┏━━

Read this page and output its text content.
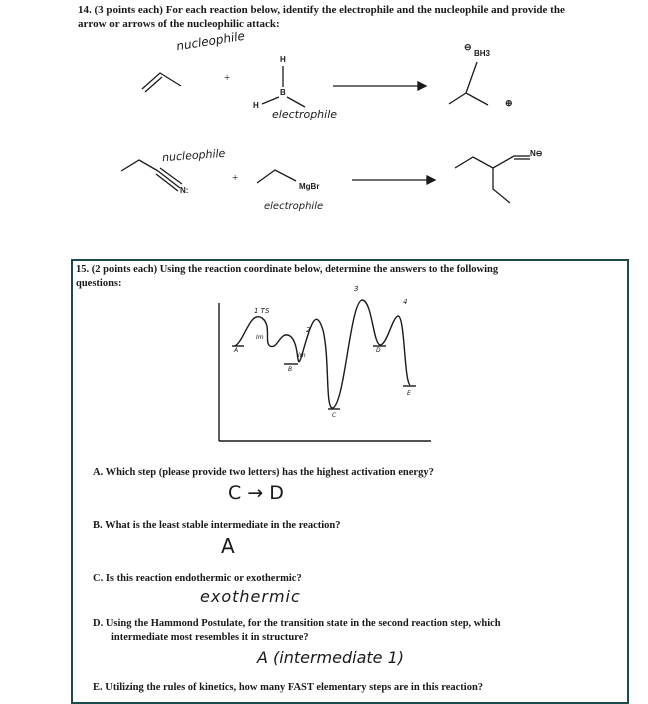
14. (3 points each) For each reaction below, identify the electrophile and the nucleophile and provide the
arrow or arrows of the nucleophilic attack:
nucleophile
+
H
B
H
electrophile
⊖
BH3
⊕
nucleophile
N:
+
MgBr
electrophile
N⊖
15. (2 points each) Using the reaction coordinate below, determine the answers to the following
questions:
1 TS
Im
2
3
4
A
Im
B
C
D
E
A. Which step (please provide two letters) has the highest activation energy?
C → D
B. What is the least stable intermediate in the reaction?
A
C. Is this reaction endothermic or exothermic?
exothermic
D. Using the Hammond Postulate, for the transition state in the second reaction step, which
intermediate most resembles it in structure?
A (intermediate 1)
E. Utilizing the rules of kinetics, how many FAST elementary steps are in this reaction?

┗━━

WHAT IS ASKED
Retype every entry verbatim and exclude the pictures from the copy.

SOLUTION TO THIS PROBLEM
Read this page and output its text content.
14. (3 points each) For each reaction below, identify the electrophile and the nucleophile and provide the
arrow or arrows of the nucleophilic attack:
nucleophile
+
H
B
H
electrophile
⊖
BH3
⊕
nucleophile
N:
+
MgBr
electrophile
N⊖
15. (2 points each) Using the reaction coordinate below, determine the answers to the following
questions:
1 TS
Im
2
3
4
A
Im
B
C
D
E
A. Which step (please provide two letters) has the highest activation energy?
C → D
B. What is the least stable intermediate in the reaction?
A
C. Is this reaction endothermic or exothermic?
exothermic
D. Using the Hammond Postulate, for the transition state in the second reaction step, which
intermediate most resembles it in structure?
A (intermediate 1)
E. Utilizing the rules of kinetics, how many FAST elementary steps are in this reaction?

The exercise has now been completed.